#### [INSTRUCTION]
The records follow. Transcribe only the lines from the line containing "Type out the text in this image." through the end, both ends included, and leave out the pictures.

★ ★ ★ ★ ★ ★ ★

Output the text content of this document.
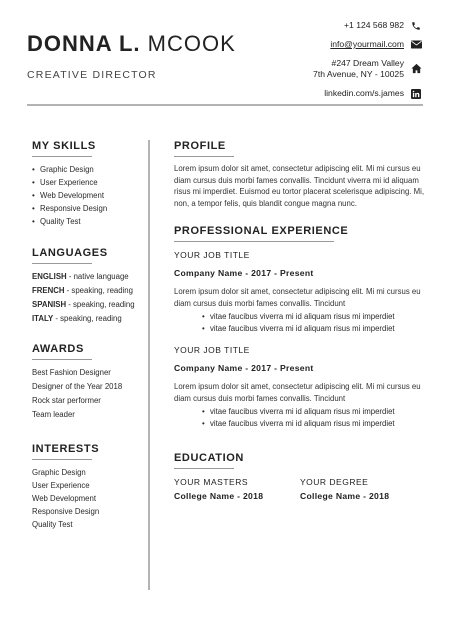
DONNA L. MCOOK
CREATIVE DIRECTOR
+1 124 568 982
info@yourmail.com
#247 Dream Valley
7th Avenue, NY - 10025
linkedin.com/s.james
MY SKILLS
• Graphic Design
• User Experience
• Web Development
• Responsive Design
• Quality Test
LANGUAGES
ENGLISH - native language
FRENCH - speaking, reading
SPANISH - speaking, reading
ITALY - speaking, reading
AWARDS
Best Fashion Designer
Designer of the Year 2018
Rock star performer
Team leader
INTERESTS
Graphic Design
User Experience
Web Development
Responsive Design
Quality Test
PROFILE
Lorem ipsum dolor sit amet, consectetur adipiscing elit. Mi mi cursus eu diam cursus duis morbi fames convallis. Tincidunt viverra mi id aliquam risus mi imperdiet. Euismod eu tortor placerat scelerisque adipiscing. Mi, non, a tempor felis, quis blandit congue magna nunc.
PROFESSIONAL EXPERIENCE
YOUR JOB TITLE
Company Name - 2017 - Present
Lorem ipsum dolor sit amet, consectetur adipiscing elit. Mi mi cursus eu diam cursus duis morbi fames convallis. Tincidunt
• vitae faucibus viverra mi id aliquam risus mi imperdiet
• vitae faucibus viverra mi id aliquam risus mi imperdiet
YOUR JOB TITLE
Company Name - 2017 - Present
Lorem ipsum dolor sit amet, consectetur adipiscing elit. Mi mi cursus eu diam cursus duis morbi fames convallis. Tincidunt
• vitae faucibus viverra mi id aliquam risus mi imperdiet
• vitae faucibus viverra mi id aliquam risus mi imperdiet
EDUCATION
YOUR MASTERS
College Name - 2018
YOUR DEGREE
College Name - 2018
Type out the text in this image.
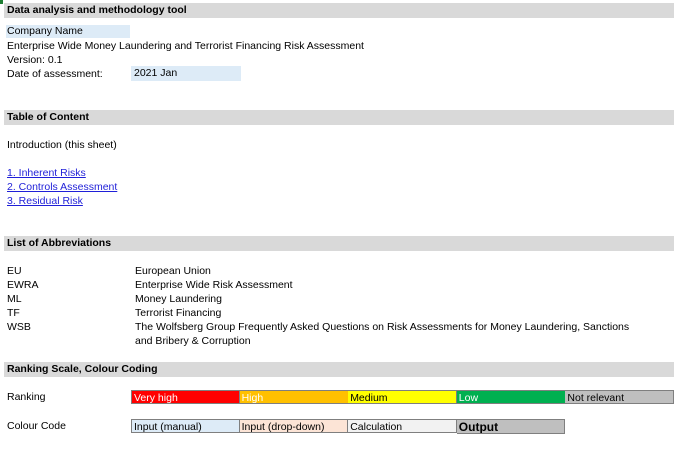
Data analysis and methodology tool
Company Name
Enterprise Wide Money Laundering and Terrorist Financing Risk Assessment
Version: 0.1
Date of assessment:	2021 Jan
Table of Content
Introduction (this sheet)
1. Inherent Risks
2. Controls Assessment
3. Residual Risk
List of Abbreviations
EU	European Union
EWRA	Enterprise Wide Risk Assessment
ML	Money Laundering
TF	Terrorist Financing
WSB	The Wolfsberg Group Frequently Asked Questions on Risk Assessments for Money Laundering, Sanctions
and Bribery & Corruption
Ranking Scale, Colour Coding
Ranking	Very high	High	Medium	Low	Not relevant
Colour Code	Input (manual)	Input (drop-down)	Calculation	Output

★ ★ ★ ★ ★ ★ ★

#### [RESULT OF THE TASK]
Type out the text in this image.
Data analysis and methodology tool
Company Name
Enterprise Wide Money Laundering and Terrorist Financing Risk Assessment
Version: 0.1
Date of assessment:	2021 Jan
Table of Content
Introduction (this sheet)
1. Inherent Risks
2. Controls Assessment
3. Residual Risk
List of Abbreviations
EU	European Union
EWRA	Enterprise Wide Risk Assessment
ML	Money Laundering
TF	Terrorist Financing
WSB	The Wolfsberg Group Frequently Asked Questions on Risk Assessments for Money Laundering, Sanctions
and Bribery & Corruption
Ranking Scale, Colour Coding
Ranking	Very high	High	Medium	Low	Not relevant
Colour Code	Input (manual)	Input (drop-down)	Calculation	Output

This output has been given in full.